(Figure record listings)
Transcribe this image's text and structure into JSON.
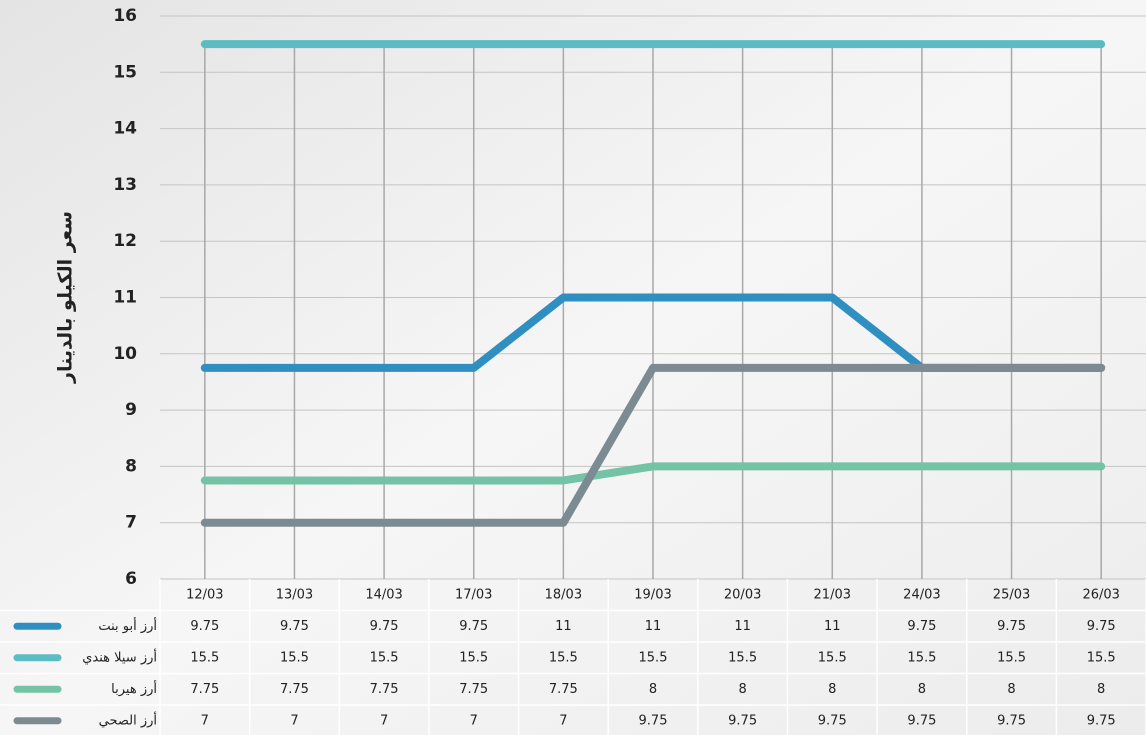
{
  "chart_data": {
    "type": "line",
    "y_label": "سعر الكيلو بالدينار",
    "categories": [
      "12/03",
      "13/03",
      "14/03",
      "17/03",
      "18/03",
      "19/03",
      "20/03",
      "21/03",
      "24/03",
      "25/03",
      "26/03"
    ],
    "series": [
      {
        "name": "أرز أبو بنت",
        "color": "#2f8fc0",
        "values": [
          9.75,
          9.75,
          9.75,
          9.75,
          11,
          11,
          11,
          11,
          9.75,
          9.75,
          9.75
        ]
      },
      {
        "name": "أرز سيلا هندي",
        "color": "#5cbcc4",
        "values": [
          15.5,
          15.5,
          15.5,
          15.5,
          15.5,
          15.5,
          15.5,
          15.5,
          15.5,
          15.5,
          15.5
        ]
      },
      {
        "name": "أرز هيربا",
        "color": "#74c3a6",
        "values": [
          7.75,
          7.75,
          7.75,
          7.75,
          7.75,
          8,
          8,
          8,
          8,
          8,
          8
        ]
      },
      {
        "name": "أرز الصحي",
        "color": "#7b8b91",
        "values": [
          7,
          7,
          7,
          7,
          7,
          9.75,
          9.75,
          9.75,
          9.75,
          9.75,
          9.75
        ]
      }
    ],
    "ylim": [
      6,
      16
    ],
    "yticks": [
      6,
      7,
      8,
      9,
      10,
      11,
      12,
      13,
      14,
      15,
      16
    ],
    "grid": true
  }
}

_What you should do_:
Repeat each entry above word for word, leaving every picture out.

_Answer to the problem_:
Transcribe this image's text and structure into JSON.
{
  "chart_data": {
    "type": "line",
    "y_label": "سعر الكيلو بالدينار",
    "categories": [
      "12/03",
      "13/03",
      "14/03",
      "17/03",
      "18/03",
      "19/03",
      "20/03",
      "21/03",
      "24/03",
      "25/03",
      "26/03"
    ],
    "series": [
      {
        "name": "أرز أبو بنت",
        "color": "#2f8fc0",
        "values": [
          9.75,
          9.75,
          9.75,
          9.75,
          11,
          11,
          11,
          11,
          9.75,
          9.75,
          9.75
        ]
      },
      {
        "name": "أرز سيلا هندي",
        "color": "#5cbcc4",
        "values": [
          15.5,
          15.5,
          15.5,
          15.5,
          15.5,
          15.5,
          15.5,
          15.5,
          15.5,
          15.5,
          15.5
        ]
      },
      {
        "name": "أرز هيربا",
        "color": "#74c3a6",
        "values": [
          7.75,
          7.75,
          7.75,
          7.75,
          7.75,
          8,
          8,
          8,
          8,
          8,
          8
        ]
      },
      {
        "name": "أرز الصحي",
        "color": "#7b8b91",
        "values": [
          7,
          7,
          7,
          7,
          7,
          9.75,
          9.75,
          9.75,
          9.75,
          9.75,
          9.75
        ]
      }
    ],
    "ylim": [
      6,
      16
    ],
    "yticks": [
      6,
      7,
      8,
      9,
      10,
      11,
      12,
      13,
      14,
      15,
      16
    ],
    "grid": true
  }
}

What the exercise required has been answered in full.